- **What the task requires**: Reproduce every entry exactly, without alteration.

--- Begin ---

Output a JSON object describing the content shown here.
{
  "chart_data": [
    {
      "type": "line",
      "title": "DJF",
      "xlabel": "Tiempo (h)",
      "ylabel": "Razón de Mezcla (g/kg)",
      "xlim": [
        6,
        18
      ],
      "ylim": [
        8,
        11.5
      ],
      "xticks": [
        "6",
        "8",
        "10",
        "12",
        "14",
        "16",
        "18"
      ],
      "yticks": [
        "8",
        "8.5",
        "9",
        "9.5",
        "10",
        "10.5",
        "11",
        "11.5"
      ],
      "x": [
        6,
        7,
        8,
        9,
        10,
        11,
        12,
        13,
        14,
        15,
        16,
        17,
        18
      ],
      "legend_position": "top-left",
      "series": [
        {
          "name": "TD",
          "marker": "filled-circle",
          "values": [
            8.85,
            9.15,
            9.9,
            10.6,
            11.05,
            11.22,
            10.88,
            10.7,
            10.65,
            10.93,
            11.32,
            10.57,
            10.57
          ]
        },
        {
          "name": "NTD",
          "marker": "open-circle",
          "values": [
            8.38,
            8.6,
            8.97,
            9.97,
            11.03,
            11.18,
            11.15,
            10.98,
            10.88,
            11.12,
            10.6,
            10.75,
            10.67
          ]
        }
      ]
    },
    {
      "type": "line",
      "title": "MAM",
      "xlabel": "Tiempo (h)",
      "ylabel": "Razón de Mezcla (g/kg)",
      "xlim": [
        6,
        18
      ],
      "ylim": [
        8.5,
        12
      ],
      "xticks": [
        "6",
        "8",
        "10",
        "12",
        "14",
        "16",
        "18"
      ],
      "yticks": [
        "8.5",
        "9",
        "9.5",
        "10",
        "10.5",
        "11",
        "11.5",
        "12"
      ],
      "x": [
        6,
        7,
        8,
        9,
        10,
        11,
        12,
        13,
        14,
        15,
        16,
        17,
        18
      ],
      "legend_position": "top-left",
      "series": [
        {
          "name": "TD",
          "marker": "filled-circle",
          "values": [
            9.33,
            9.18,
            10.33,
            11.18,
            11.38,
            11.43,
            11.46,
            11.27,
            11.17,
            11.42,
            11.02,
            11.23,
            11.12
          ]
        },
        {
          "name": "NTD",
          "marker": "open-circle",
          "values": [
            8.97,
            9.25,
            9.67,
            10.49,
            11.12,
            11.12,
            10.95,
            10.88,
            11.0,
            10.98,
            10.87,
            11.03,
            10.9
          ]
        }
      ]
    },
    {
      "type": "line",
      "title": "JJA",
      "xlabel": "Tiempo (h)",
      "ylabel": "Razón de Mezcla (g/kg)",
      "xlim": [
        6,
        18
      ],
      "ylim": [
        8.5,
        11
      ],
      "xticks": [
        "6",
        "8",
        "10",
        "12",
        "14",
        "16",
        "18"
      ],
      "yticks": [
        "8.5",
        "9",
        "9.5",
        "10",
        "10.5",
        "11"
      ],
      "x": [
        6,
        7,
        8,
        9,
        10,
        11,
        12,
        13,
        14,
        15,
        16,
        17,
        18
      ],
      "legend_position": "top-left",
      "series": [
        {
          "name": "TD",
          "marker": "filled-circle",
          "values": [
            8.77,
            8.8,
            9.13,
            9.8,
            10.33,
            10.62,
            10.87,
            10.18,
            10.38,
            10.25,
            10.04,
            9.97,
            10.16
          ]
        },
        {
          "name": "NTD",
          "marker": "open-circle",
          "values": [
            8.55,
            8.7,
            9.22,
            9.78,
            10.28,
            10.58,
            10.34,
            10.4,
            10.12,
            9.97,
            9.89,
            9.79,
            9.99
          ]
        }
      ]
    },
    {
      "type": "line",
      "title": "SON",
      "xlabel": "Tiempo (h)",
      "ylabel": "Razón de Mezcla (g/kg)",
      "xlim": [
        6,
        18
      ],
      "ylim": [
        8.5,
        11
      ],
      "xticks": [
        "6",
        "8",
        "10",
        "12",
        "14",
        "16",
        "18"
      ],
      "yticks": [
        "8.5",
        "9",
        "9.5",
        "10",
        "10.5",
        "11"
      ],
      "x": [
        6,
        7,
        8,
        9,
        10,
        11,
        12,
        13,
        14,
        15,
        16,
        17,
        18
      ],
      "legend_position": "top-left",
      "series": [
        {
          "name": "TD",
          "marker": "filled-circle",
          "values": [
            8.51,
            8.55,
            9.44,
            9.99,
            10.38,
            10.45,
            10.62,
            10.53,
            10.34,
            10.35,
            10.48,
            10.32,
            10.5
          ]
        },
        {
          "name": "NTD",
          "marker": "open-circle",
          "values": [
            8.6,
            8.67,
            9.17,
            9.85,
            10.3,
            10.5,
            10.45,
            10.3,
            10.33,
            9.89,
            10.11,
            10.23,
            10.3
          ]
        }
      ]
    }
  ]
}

--- End ---

- **Finished answer**:
Output a JSON object describing the content shown here.
{
  "chart_data": [
    {
      "type": "line",
      "title": "DJF",
      "xlabel": "Tiempo (h)",
      "ylabel": "Razón de Mezcla (g/kg)",
      "xlim": [
        6,
        18
      ],
      "ylim": [
        8,
        11.5
      ],
      "xticks": [
        "6",
        "8",
        "10",
        "12",
        "14",
        "16",
        "18"
      ],
      "yticks": [
        "8",
        "8.5",
        "9",
        "9.5",
        "10",
        "10.5",
        "11",
        "11.5"
      ],
      "x": [
        6,
        7,
        8,
        9,
        10,
        11,
        12,
        13,
        14,
        15,
        16,
        17,
        18
      ],
      "legend_position": "top-left",
      "series": [
        {
          "name": "TD",
          "marker": "filled-circle",
          "values": [
            8.85,
            9.15,
            9.9,
            10.6,
            11.05,
            11.22,
            10.88,
            10.7,
            10.65,
            10.93,
            11.32,
            10.57,
            10.57
          ]
        },
        {
          "name": "NTD",
          "marker": "open-circle",
          "values": [
            8.38,
            8.6,
            8.97,
            9.97,
            11.03,
            11.18,
            11.15,
            10.98,
            10.88,
            11.12,
            10.6,
            10.75,
            10.67
          ]
        }
      ]
    },
    {
      "type": "line",
      "title": "MAM",
      "xlabel": "Tiempo (h)",
      "ylabel": "Razón de Mezcla (g/kg)",
      "xlim": [
        6,
        18
      ],
      "ylim": [
        8.5,
        12
      ],
      "xticks": [
        "6",
        "8",
        "10",
        "12",
        "14",
        "16",
        "18"
      ],
      "yticks": [
        "8.5",
        "9",
        "9.5",
        "10",
        "10.5",
        "11",
        "11.5",
        "12"
      ],
      "x": [
        6,
        7,
        8,
        9,
        10,
        11,
        12,
        13,
        14,
        15,
        16,
        17,
        18
      ],
      "legend_position": "top-left",
      "series": [
        {
          "name": "TD",
          "marker": "filled-circle",
          "values": [
            9.33,
            9.18,
            10.33,
            11.18,
            11.38,
            11.43,
            11.46,
            11.27,
            11.17,
            11.42,
            11.02,
            11.23,
            11.12
          ]
        },
        {
          "name": "NTD",
          "marker": "open-circle",
          "values": [
            8.97,
            9.25,
            9.67,
            10.49,
            11.12,
            11.12,
            10.95,
            10.88,
            11.0,
            10.98,
            10.87,
            11.03,
            10.9
          ]
        }
      ]
    },
    {
      "type": "line",
      "title": "JJA",
      "xlabel": "Tiempo (h)",
      "ylabel": "Razón de Mezcla (g/kg)",
      "xlim": [
        6,
        18
      ],
      "ylim": [
        8.5,
        11
      ],
      "xticks": [
        "6",
        "8",
        "10",
        "12",
        "14",
        "16",
        "18"
      ],
      "yticks": [
        "8.5",
        "9",
        "9.5",
        "10",
        "10.5",
        "11"
      ],
      "x": [
        6,
        7,
        8,
        9,
        10,
        11,
        12,
        13,
        14,
        15,
        16,
        17,
        18
      ],
      "legend_position": "top-left",
      "series": [
        {
          "name": "TD",
          "marker": "filled-circle",
          "values": [
            8.77,
            8.8,
            9.13,
            9.8,
            10.33,
            10.62,
            10.87,
            10.18,
            10.38,
            10.25,
            10.04,
            9.97,
            10.16
          ]
        },
        {
          "name": "NTD",
          "marker": "open-circle",
          "values": [
            8.55,
            8.7,
            9.22,
            9.78,
            10.28,
            10.58,
            10.34,
            10.4,
            10.12,
            9.97,
            9.89,
            9.79,
            9.99
          ]
        }
      ]
    },
    {
      "type": "line",
      "title": "SON",
      "xlabel": "Tiempo (h)",
      "ylabel": "Razón de Mezcla (g/kg)",
      "xlim": [
        6,
        18
      ],
      "ylim": [
        8.5,
        11
      ],
      "xticks": [
        "6",
        "8",
        "10",
        "12",
        "14",
        "16",
        "18"
      ],
      "yticks": [
        "8.5",
        "9",
        "9.5",
        "10",
        "10.5",
        "11"
      ],
      "x": [
        6,
        7,
        8,
        9,
        10,
        11,
        12,
        13,
        14,
        15,
        16,
        17,
        18
      ],
      "legend_position": "top-left",
      "series": [
        {
          "name": "TD",
          "marker": "filled-circle",
          "values": [
            8.51,
            8.55,
            9.44,
            9.99,
            10.38,
            10.45,
            10.62,
            10.53,
            10.34,
            10.35,
            10.48,
            10.32,
            10.5
          ]
        },
        {
          "name": "NTD",
          "marker": "open-circle",
          "values": [
            8.6,
            8.67,
            9.17,
            9.85,
            10.3,
            10.5,
            10.45,
            10.3,
            10.33,
            9.89,
            10.11,
            10.23,
            10.3
          ]
        }
      ]
    }
  ]
}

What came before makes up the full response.